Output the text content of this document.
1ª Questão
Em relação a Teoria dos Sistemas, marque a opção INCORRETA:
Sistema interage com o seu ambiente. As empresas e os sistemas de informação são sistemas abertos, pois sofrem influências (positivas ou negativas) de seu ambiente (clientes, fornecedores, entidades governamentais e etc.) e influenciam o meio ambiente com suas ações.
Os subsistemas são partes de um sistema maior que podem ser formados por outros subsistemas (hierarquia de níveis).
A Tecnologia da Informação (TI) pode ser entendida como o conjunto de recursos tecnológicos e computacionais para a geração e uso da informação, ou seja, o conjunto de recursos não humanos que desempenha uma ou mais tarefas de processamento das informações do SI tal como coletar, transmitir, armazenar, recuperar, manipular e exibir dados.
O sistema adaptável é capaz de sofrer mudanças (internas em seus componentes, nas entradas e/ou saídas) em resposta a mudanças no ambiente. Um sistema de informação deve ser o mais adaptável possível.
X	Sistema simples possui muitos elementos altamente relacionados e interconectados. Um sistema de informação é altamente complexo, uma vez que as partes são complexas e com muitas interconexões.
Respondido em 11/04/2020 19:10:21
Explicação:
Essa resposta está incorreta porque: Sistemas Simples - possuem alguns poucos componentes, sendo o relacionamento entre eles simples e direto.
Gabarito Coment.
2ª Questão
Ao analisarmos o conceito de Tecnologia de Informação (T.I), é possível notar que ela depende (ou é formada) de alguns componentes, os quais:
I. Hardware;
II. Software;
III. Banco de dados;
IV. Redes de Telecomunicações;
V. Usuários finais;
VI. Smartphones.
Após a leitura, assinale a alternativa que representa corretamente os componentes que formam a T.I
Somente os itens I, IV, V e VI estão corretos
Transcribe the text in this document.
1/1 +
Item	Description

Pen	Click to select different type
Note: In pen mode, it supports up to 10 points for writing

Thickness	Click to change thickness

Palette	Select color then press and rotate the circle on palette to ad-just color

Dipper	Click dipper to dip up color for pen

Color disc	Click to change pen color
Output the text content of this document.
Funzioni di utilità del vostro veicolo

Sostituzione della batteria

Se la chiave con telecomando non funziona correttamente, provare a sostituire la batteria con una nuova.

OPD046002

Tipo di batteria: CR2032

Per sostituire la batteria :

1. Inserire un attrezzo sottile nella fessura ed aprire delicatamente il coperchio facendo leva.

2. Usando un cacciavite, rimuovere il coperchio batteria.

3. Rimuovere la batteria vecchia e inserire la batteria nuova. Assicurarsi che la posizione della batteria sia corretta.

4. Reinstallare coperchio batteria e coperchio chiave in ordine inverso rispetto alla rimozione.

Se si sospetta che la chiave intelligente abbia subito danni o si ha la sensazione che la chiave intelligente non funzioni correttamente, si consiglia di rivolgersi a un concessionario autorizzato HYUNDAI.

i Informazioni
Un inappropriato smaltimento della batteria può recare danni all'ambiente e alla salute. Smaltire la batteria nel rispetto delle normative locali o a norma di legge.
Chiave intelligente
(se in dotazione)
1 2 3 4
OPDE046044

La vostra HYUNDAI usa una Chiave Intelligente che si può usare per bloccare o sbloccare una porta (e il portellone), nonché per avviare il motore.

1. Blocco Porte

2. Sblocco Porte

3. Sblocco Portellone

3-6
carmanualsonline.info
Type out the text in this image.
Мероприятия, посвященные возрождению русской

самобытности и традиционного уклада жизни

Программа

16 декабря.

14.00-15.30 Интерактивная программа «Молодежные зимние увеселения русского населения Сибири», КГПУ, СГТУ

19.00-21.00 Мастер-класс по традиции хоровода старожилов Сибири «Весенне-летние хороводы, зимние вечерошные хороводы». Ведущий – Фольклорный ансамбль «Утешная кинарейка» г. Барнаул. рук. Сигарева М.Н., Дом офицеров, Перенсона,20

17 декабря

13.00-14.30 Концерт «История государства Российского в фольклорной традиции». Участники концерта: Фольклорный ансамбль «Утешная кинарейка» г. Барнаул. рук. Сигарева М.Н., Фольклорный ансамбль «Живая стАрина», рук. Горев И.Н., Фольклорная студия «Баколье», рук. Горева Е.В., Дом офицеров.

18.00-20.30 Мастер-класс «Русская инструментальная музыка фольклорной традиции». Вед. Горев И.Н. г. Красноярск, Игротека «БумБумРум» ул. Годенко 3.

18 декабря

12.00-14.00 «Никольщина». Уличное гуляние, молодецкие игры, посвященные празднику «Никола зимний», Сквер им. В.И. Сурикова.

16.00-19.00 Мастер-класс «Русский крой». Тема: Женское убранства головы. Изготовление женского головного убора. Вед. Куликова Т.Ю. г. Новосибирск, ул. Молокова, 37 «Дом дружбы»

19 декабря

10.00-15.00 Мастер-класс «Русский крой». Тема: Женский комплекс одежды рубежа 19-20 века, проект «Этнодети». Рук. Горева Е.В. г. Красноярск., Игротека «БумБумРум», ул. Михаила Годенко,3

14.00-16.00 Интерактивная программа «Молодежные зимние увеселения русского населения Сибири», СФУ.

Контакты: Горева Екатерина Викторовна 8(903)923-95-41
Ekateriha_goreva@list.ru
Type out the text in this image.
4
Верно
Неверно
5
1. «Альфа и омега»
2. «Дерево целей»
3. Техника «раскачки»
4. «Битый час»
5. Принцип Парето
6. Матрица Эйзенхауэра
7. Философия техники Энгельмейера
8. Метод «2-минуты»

DESCRIPTION OF THE TASK:
From the records above, copy every line that holds the word "населения".

TASK OUTPUT:
14.00-15.30 Интерактивная программа «Молодежные зимние увеселения русского населения Сибири», КГПУ, СГТУ
14.00-16.00 Интерактивная программа «Молодежные зимние увеселения русского населения Сибири», СФУ.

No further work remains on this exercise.